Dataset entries
- - -

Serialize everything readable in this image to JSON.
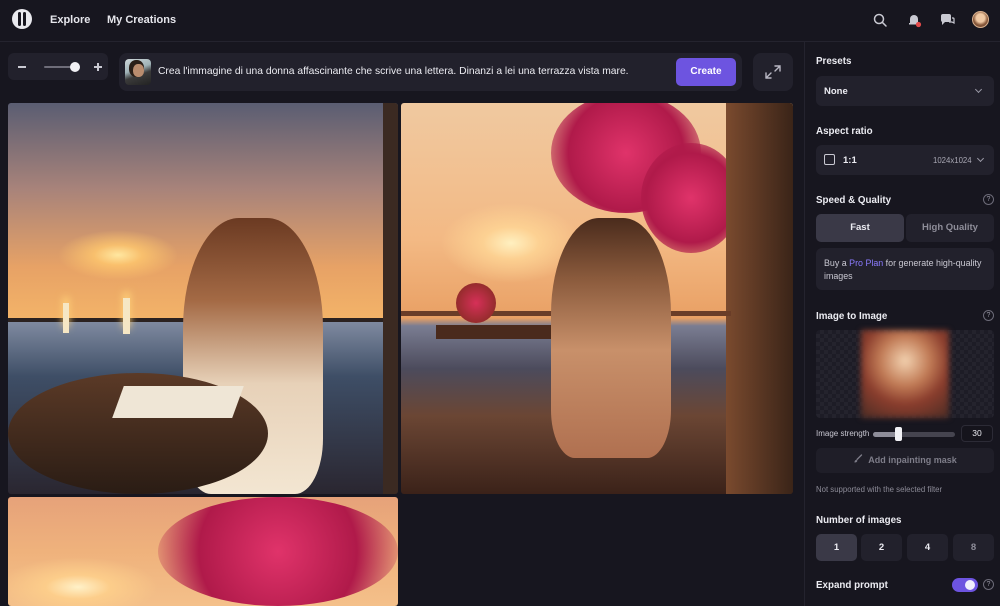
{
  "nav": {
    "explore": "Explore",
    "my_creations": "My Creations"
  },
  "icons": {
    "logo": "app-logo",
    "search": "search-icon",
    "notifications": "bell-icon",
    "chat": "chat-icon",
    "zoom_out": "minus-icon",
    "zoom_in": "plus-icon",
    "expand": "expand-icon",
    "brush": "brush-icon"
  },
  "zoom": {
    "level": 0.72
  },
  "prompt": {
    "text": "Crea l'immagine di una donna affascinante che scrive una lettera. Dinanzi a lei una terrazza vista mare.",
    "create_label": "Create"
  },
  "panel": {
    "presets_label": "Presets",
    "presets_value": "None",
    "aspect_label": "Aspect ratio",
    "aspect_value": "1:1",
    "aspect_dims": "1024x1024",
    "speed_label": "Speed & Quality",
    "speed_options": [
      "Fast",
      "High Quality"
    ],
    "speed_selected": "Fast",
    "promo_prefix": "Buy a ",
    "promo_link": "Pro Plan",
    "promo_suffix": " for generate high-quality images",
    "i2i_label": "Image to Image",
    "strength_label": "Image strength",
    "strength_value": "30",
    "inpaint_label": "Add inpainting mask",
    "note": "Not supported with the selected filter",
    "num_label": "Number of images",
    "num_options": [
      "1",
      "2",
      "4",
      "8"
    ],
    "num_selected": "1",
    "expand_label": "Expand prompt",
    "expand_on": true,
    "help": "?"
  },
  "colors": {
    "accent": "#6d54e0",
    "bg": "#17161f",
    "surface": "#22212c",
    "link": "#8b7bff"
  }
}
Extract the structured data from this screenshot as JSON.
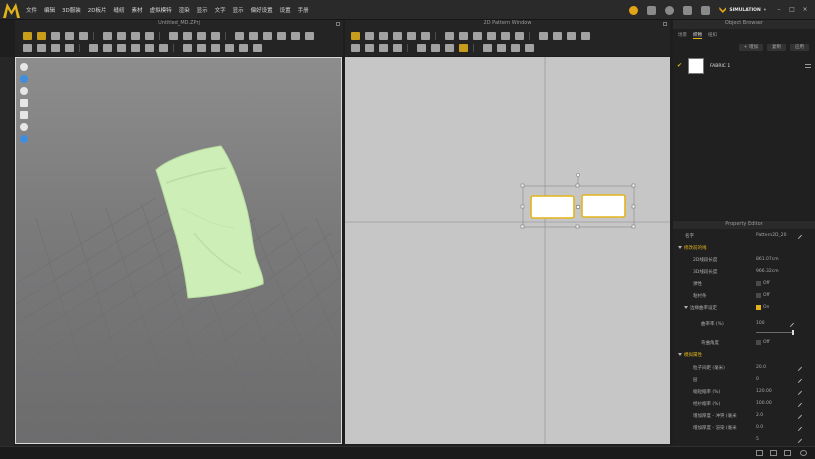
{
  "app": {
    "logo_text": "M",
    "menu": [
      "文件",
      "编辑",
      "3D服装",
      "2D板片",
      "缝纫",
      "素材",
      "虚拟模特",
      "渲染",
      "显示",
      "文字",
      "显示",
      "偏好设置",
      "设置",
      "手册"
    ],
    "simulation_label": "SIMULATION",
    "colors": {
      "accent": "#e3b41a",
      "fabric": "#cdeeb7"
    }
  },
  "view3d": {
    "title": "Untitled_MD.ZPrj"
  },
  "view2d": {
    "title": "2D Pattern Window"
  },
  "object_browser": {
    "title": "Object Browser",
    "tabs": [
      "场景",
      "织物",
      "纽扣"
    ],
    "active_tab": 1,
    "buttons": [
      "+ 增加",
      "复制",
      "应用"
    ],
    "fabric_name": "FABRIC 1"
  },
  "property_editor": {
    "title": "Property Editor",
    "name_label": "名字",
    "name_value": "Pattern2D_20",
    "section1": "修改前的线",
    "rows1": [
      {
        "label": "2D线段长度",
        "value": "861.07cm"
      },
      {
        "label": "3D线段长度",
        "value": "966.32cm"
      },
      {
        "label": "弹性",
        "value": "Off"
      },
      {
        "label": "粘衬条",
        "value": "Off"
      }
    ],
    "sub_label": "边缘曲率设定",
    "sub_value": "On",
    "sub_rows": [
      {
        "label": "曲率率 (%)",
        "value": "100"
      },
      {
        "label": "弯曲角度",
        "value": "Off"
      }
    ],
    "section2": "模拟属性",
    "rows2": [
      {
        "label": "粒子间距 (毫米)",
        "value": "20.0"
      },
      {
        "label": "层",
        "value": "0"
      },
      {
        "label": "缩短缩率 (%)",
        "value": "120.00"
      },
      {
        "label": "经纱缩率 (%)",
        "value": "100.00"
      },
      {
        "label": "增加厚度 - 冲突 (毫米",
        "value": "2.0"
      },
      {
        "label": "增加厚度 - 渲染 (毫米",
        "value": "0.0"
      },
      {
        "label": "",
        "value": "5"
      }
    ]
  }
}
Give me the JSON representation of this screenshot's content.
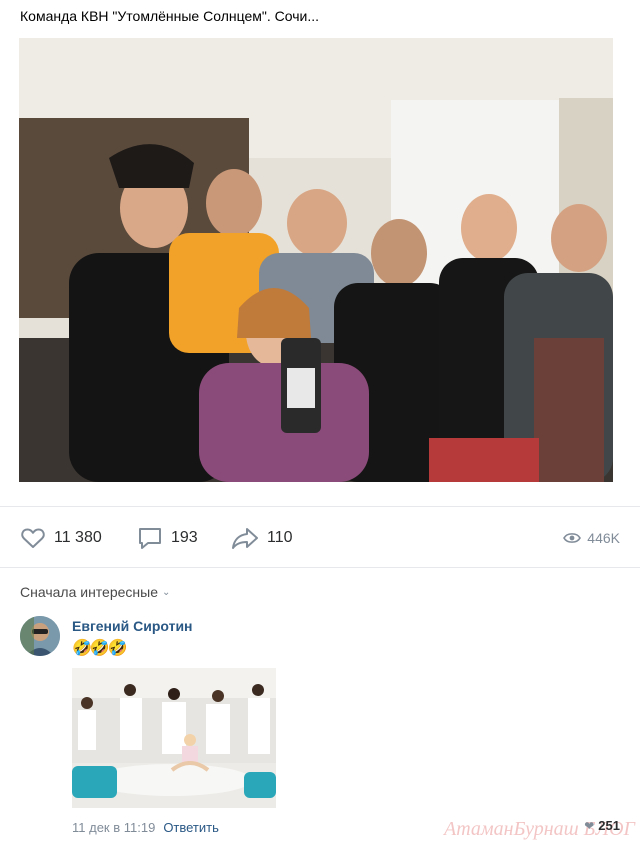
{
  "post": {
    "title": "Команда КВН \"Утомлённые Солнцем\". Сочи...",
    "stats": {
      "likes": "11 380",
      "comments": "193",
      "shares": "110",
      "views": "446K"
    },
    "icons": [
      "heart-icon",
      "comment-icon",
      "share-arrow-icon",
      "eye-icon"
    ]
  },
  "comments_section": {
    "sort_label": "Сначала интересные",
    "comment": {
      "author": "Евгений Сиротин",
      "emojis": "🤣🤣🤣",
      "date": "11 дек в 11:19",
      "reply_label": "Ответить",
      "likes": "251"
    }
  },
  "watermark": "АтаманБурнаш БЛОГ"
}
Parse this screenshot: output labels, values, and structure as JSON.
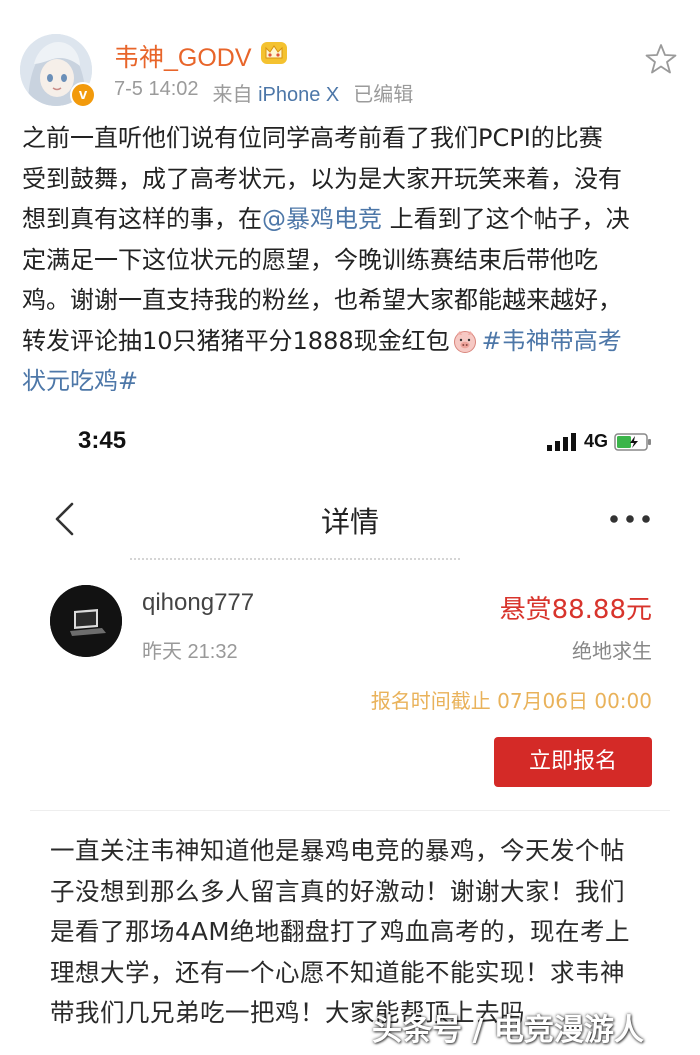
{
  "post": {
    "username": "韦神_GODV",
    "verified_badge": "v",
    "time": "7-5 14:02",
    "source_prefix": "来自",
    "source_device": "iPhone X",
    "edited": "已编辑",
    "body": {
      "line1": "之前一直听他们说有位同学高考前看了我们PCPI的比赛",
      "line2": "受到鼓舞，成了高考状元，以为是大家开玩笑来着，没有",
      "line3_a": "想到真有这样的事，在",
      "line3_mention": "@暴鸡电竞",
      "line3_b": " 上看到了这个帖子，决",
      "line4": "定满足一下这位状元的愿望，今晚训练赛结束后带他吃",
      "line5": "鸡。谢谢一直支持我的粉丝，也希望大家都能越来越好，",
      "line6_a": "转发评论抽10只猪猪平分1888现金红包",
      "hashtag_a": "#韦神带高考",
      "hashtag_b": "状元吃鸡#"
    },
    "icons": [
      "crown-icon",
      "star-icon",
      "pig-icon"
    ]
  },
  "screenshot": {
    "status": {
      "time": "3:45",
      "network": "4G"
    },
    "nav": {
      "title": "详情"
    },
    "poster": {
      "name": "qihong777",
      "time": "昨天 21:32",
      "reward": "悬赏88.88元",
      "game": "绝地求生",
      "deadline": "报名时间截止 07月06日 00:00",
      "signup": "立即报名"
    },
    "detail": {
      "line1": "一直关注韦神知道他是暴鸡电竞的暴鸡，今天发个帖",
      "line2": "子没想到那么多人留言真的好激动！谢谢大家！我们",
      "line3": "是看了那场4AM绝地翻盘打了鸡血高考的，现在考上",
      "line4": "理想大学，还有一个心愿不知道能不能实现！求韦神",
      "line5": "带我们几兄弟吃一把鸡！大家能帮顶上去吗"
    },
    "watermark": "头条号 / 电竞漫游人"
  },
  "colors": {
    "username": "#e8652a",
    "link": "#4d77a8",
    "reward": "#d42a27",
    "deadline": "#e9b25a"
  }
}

- - -

What is expected: The records above must be transcribed exactly. Pictures are left out of the copy.

Written solution:
Serialize everything readable in this image to JSON.
{
  "nav": {
    "explore": "Explore",
    "my_creations": "My Creations"
  },
  "icons": {
    "logo": "app-logo",
    "search": "search-icon",
    "notifications": "bell-icon",
    "chat": "chat-icon",
    "zoom_out": "minus-icon",
    "zoom_in": "plus-icon",
    "expand": "expand-icon",
    "brush": "brush-icon"
  },
  "zoom": {
    "level": 0.72
  },
  "prompt": {
    "text": "Crea l'immagine di una donna affascinante che scrive una lettera. Dinanzi a lei una terrazza vista mare.",
    "create_label": "Create"
  },
  "panel": {
    "presets_label": "Presets",
    "presets_value": "None",
    "aspect_label": "Aspect ratio",
    "aspect_value": "1:1",
    "aspect_dims": "1024x1024",
    "speed_label": "Speed & Quality",
    "speed_options": [
      "Fast",
      "High Quality"
    ],
    "speed_selected": "Fast",
    "promo_prefix": "Buy a ",
    "promo_link": "Pro Plan",
    "promo_suffix": " for generate high-quality images",
    "i2i_label": "Image to Image",
    "strength_label": "Image strength",
    "strength_value": "30",
    "inpaint_label": "Add inpainting mask",
    "note": "Not supported with the selected filter",
    "num_label": "Number of images",
    "num_options": [
      "1",
      "2",
      "4",
      "8"
    ],
    "num_selected": "1",
    "expand_label": "Expand prompt",
    "expand_on": true,
    "help": "?"
  },
  "colors": {
    "accent": "#6d54e0",
    "bg": "#17161f",
    "surface": "#22212c",
    "link": "#8b7bff"
  }
}
Extract the structured data from this screenshot as JSON.
{
  "app": {
    "logo_text": "M",
    "menu": [
      "文件",
      "编辑",
      "3D服装",
      "2D板片",
      "缝纫",
      "素材",
      "虚拟模特",
      "渲染",
      "显示",
      "文字",
      "显示",
      "偏好设置",
      "设置",
      "手册"
    ],
    "simulation_label": "SIMULATION",
    "colors": {
      "accent": "#e3b41a",
      "fabric": "#cdeeb7"
    }
  },
  "view3d": {
    "title": "Untitled_MD.ZPrj"
  },
  "view2d": {
    "title": "2D Pattern Window"
  },
  "object_browser": {
    "title": "Object Browser",
    "tabs": [
      "场景",
      "织物",
      "纽扣"
    ],
    "active_tab": 1,
    "buttons": [
      "+ 增加",
      "复制",
      "应用"
    ],
    "fabric_name": "FABRIC 1"
  },
  "property_editor": {
    "title": "Property Editor",
    "name_label": "名字",
    "name_value": "Pattern2D_20",
    "section1": "修改前的线",
    "rows1": [
      {
        "label": "2D线段长度",
        "value": "861.07cm"
      },
      {
        "label": "3D线段长度",
        "value": "966.32cm"
      },
      {
        "label": "弹性",
        "value": "Off"
      },
      {
        "label": "粘衬条",
        "value": "Off"
      }
    ],
    "sub_label": "边缘曲率设定",
    "sub_value": "On",
    "sub_rows": [
      {
        "label": "曲率率 (%)",
        "value": "100"
      },
      {
        "label": "弯曲角度",
        "value": "Off"
      }
    ],
    "section2": "模拟属性",
    "rows2": [
      {
        "label": "粒子间距 (毫米)",
        "value": "20.0"
      },
      {
        "label": "层",
        "value": "0"
      },
      {
        "label": "缩短缩率 (%)",
        "value": "120.00"
      },
      {
        "label": "经纱缩率 (%)",
        "value": "100.00"
      },
      {
        "label": "增加厚度 - 冲突 (毫米",
        "value": "2.0"
      },
      {
        "label": "增加厚度 - 渲染 (毫米",
        "value": "0.0"
      },
      {
        "label": "",
        "value": "5"
      }
    ]
  }
}
Give me the JSON representation of this screenshot's content.
{
  "post": {
    "title": "Команда КВН \"Утомлённые Солнцем\". Сочи...",
    "stats": {
      "likes": "11 380",
      "comments": "193",
      "shares": "110",
      "views": "446K"
    },
    "icons": [
      "heart-icon",
      "comment-icon",
      "share-arrow-icon",
      "eye-icon"
    ]
  },
  "comments_section": {
    "sort_label": "Сначала интересные",
    "comment": {
      "author": "Евгений Сиротин",
      "emojis": "🤣🤣🤣",
      "date": "11 дек в 11:19",
      "reply_label": "Ответить",
      "likes": "251"
    }
  },
  "watermark": "АтаманБурнаш БЛОГ"
}
Parse this screenshot: output labels, values, and structure as JSON.
{
  "post": {
    "username": "韦神_GODV",
    "verified_badge": "v",
    "time": "7-5 14:02",
    "source_prefix": "来自",
    "source_device": "iPhone X",
    "edited": "已编辑",
    "body": {
      "line1": "之前一直听他们说有位同学高考前看了我们PCPI的比赛",
      "line2": "受到鼓舞，成了高考状元，以为是大家开玩笑来着，没有",
      "line3_a": "想到真有这样的事，在",
      "line3_mention": "@暴鸡电竞",
      "line3_b": " 上看到了这个帖子，决",
      "line4": "定满足一下这位状元的愿望，今晚训练赛结束后带他吃",
      "line5": "鸡。谢谢一直支持我的粉丝，也希望大家都能越来越好，",
      "line6_a": "转发评论抽10只猪猪平分1888现金红包",
      "hashtag_a": "#韦神带高考",
      "hashtag_b": "状元吃鸡#"
    },
    "icons": [
      "crown-icon",
      "star-icon",
      "pig-icon"
    ]
  },
  "screenshot": {
    "status": {
      "time": "3:45",
      "network": "4G"
    },
    "nav": {
      "title": "详情"
    },
    "poster": {
      "name": "qihong777",
      "time": "昨天 21:32",
      "reward": "悬赏88.88元",
      "game": "绝地求生",
      "deadline": "报名时间截止 07月06日 00:00",
      "signup": "立即报名"
    },
    "detail": {
      "line1": "一直关注韦神知道他是暴鸡电竞的暴鸡，今天发个帖",
      "line2": "子没想到那么多人留言真的好激动！谢谢大家！我们",
      "line3": "是看了那场4AM绝地翻盘打了鸡血高考的，现在考上",
      "line4": "理想大学，还有一个心愿不知道能不能实现！求韦神",
      "line5": "带我们几兄弟吃一把鸡！大家能帮顶上去吗"
    },
    "watermark": "头条号 / 电竞漫游人"
  },
  "colors": {
    "username": "#e8652a",
    "link": "#4d77a8",
    "reward": "#d42a27",
    "deadline": "#e9b25a"
  }
}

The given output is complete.